-- begin --

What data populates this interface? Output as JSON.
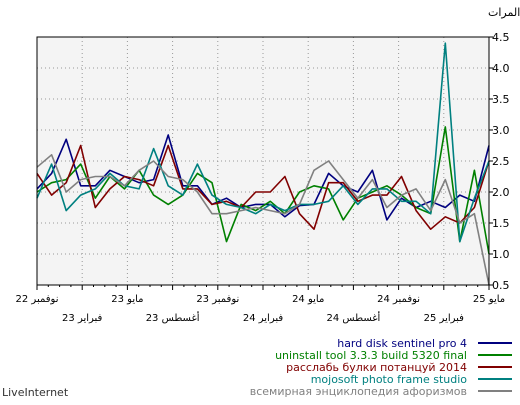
{
  "chart_data": {
    "type": "line",
    "ylabel": "المرات",
    "ylim": [
      0.5,
      4.5
    ],
    "yticks": [
      0.5,
      1.0,
      1.5,
      2.0,
      2.5,
      3.0,
      3.5,
      4.0,
      4.5
    ],
    "ytick_labels": [
      "0.5",
      "1.0",
      "1.5",
      "2.0",
      "2.5",
      "3.0",
      "3.5",
      "4.0",
      "4.5"
    ],
    "x_count": 32,
    "xticks_top": [
      {
        "i": 0,
        "label": "مايو 25"
      },
      {
        "i": 8,
        "label": "نوفمبر 24"
      },
      {
        "i": 16,
        "label": "مايو 24"
      },
      {
        "i": 24,
        "label": "نوفمبر 23"
      },
      {
        "i": 32,
        "label": "مايو 23"
      },
      {
        "i": 40,
        "label": "نوفمبر 22"
      }
    ],
    "xticks_bottom": [
      {
        "i": 4,
        "label": "فبراير 25"
      },
      {
        "i": 12,
        "label": "أغسطس 24"
      },
      {
        "i": 20,
        "label": "فبراير 24"
      },
      {
        "i": 28,
        "label": "أغسطس 23"
      },
      {
        "i": 36,
        "label": "فبراير 23"
      }
    ],
    "grid": true,
    "legend_position": "bottom-right",
    "series": [
      {
        "name": "hard disk sentinel pro 4",
        "color": "#00007f",
        "values": [
          2.75,
          1.85,
          1.95,
          1.75,
          1.85,
          1.75,
          1.9,
          1.55,
          2.35,
          2.0,
          2.1,
          2.3,
          1.8,
          1.78,
          1.6,
          1.8,
          1.8,
          1.75,
          1.9,
          1.8,
          2.1,
          2.1,
          2.92,
          2.2,
          2.15,
          2.25,
          2.35,
          2.1,
          2.1,
          2.85,
          2.3,
          2.05
        ]
      },
      {
        "name": "uninstall tool 3.3.3 build 5320 final",
        "color": "#008000",
        "values": [
          1.0,
          2.35,
          1.2,
          3.05,
          1.65,
          1.75,
          1.95,
          2.1,
          2.0,
          1.9,
          1.55,
          2.05,
          2.1,
          2.0,
          1.65,
          1.85,
          1.7,
          1.8,
          1.2,
          2.15,
          2.3,
          1.95,
          1.8,
          1.95,
          2.35,
          2.05,
          2.25,
          1.9,
          2.45,
          2.2,
          2.15,
          2.0
        ]
      },
      {
        "name": "расслабь булки потанцуй 2014",
        "color": "#800000",
        "values": [
          2.5,
          1.75,
          1.5,
          1.6,
          1.4,
          1.7,
          2.25,
          1.95,
          1.95,
          1.85,
          2.15,
          2.15,
          1.4,
          1.65,
          2.25,
          2.0,
          2.0,
          1.75,
          1.85,
          1.8,
          2.05,
          2.05,
          2.75,
          2.1,
          2.2,
          2.25,
          2.05,
          1.75,
          2.75,
          2.15,
          1.95,
          2.3
        ]
      },
      {
        "name": "mojosoft photo frame studio",
        "color": "#008080",
        "values": [
          2.5,
          1.9,
          1.2,
          4.4,
          1.65,
          1.85,
          1.85,
          2.05,
          2.05,
          1.8,
          2.1,
          1.85,
          1.8,
          1.8,
          1.7,
          1.8,
          1.65,
          1.75,
          1.8,
          1.95,
          2.45,
          1.95,
          2.1,
          2.7,
          2.05,
          2.1,
          2.3,
          2.05,
          1.95,
          1.7,
          2.45,
          1.9
        ]
      },
      {
        "name": "всемирная энциклопедия афоризмов",
        "color": "#808080",
        "values": [
          0.5,
          1.65,
          1.5,
          2.2,
          1.7,
          2.05,
          1.95,
          1.75,
          2.2,
          1.9,
          2.2,
          2.5,
          2.35,
          1.8,
          1.65,
          1.7,
          1.75,
          1.7,
          1.65,
          1.65,
          2.0,
          2.2,
          2.25,
          2.5,
          2.35,
          2.1,
          2.25,
          2.25,
          2.2,
          2.0,
          2.6,
          2.4
        ]
      }
    ]
  },
  "brand": "LiveInternet"
}
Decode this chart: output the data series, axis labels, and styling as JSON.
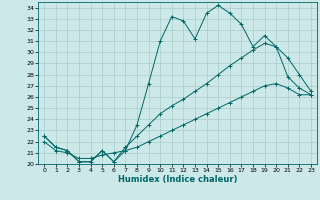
{
  "title": "",
  "xlabel": "Humidex (Indice chaleur)",
  "bg_color": "#cce8e8",
  "grid_color": "#aacccc",
  "line_color": "#006666",
  "xlim": [
    -0.5,
    23.5
  ],
  "ylim": [
    20,
    34.5
  ],
  "xticks": [
    0,
    1,
    2,
    3,
    4,
    5,
    6,
    7,
    8,
    9,
    10,
    11,
    12,
    13,
    14,
    15,
    16,
    17,
    18,
    19,
    20,
    21,
    22,
    23
  ],
  "yticks": [
    20,
    21,
    22,
    23,
    24,
    25,
    26,
    27,
    28,
    29,
    30,
    31,
    32,
    33,
    34
  ],
  "line1_x": [
    0,
    1,
    2,
    3,
    4,
    5,
    6,
    7,
    8,
    9,
    10,
    11,
    12,
    13,
    14,
    15,
    16,
    17,
    18,
    19,
    20,
    21,
    22,
    23
  ],
  "line1_y": [
    22.5,
    21.5,
    21.2,
    20.2,
    20.2,
    21.2,
    20.2,
    21.2,
    23.5,
    27.2,
    31.0,
    33.2,
    32.8,
    31.2,
    33.5,
    34.2,
    33.5,
    32.5,
    30.5,
    31.5,
    30.5,
    27.8,
    26.8,
    26.2
  ],
  "line2_x": [
    0,
    1,
    2,
    3,
    4,
    5,
    6,
    7,
    8,
    9,
    10,
    11,
    12,
    13,
    14,
    15,
    16,
    17,
    18,
    19,
    20,
    21,
    22,
    23
  ],
  "line2_y": [
    22.5,
    21.5,
    21.2,
    20.2,
    20.2,
    21.2,
    20.2,
    21.5,
    22.5,
    23.5,
    24.5,
    25.2,
    25.8,
    26.5,
    27.2,
    28.0,
    28.8,
    29.5,
    30.2,
    30.8,
    30.5,
    29.5,
    28.0,
    26.5
  ],
  "line3_x": [
    0,
    1,
    2,
    3,
    4,
    5,
    6,
    7,
    8,
    9,
    10,
    11,
    12,
    13,
    14,
    15,
    16,
    17,
    18,
    19,
    20,
    21,
    22,
    23
  ],
  "line3_y": [
    22.0,
    21.2,
    21.0,
    20.5,
    20.5,
    20.8,
    21.0,
    21.2,
    21.5,
    22.0,
    22.5,
    23.0,
    23.5,
    24.0,
    24.5,
    25.0,
    25.5,
    26.0,
    26.5,
    27.0,
    27.2,
    26.8,
    26.2,
    26.2
  ]
}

-- end --

▶ Written task
Copy all the lines above that hold the string "this".

▶ The completed task
What data populates this interface? Output as JSON.
Decode this chart: output the data series, axis labels, and styling as JSON.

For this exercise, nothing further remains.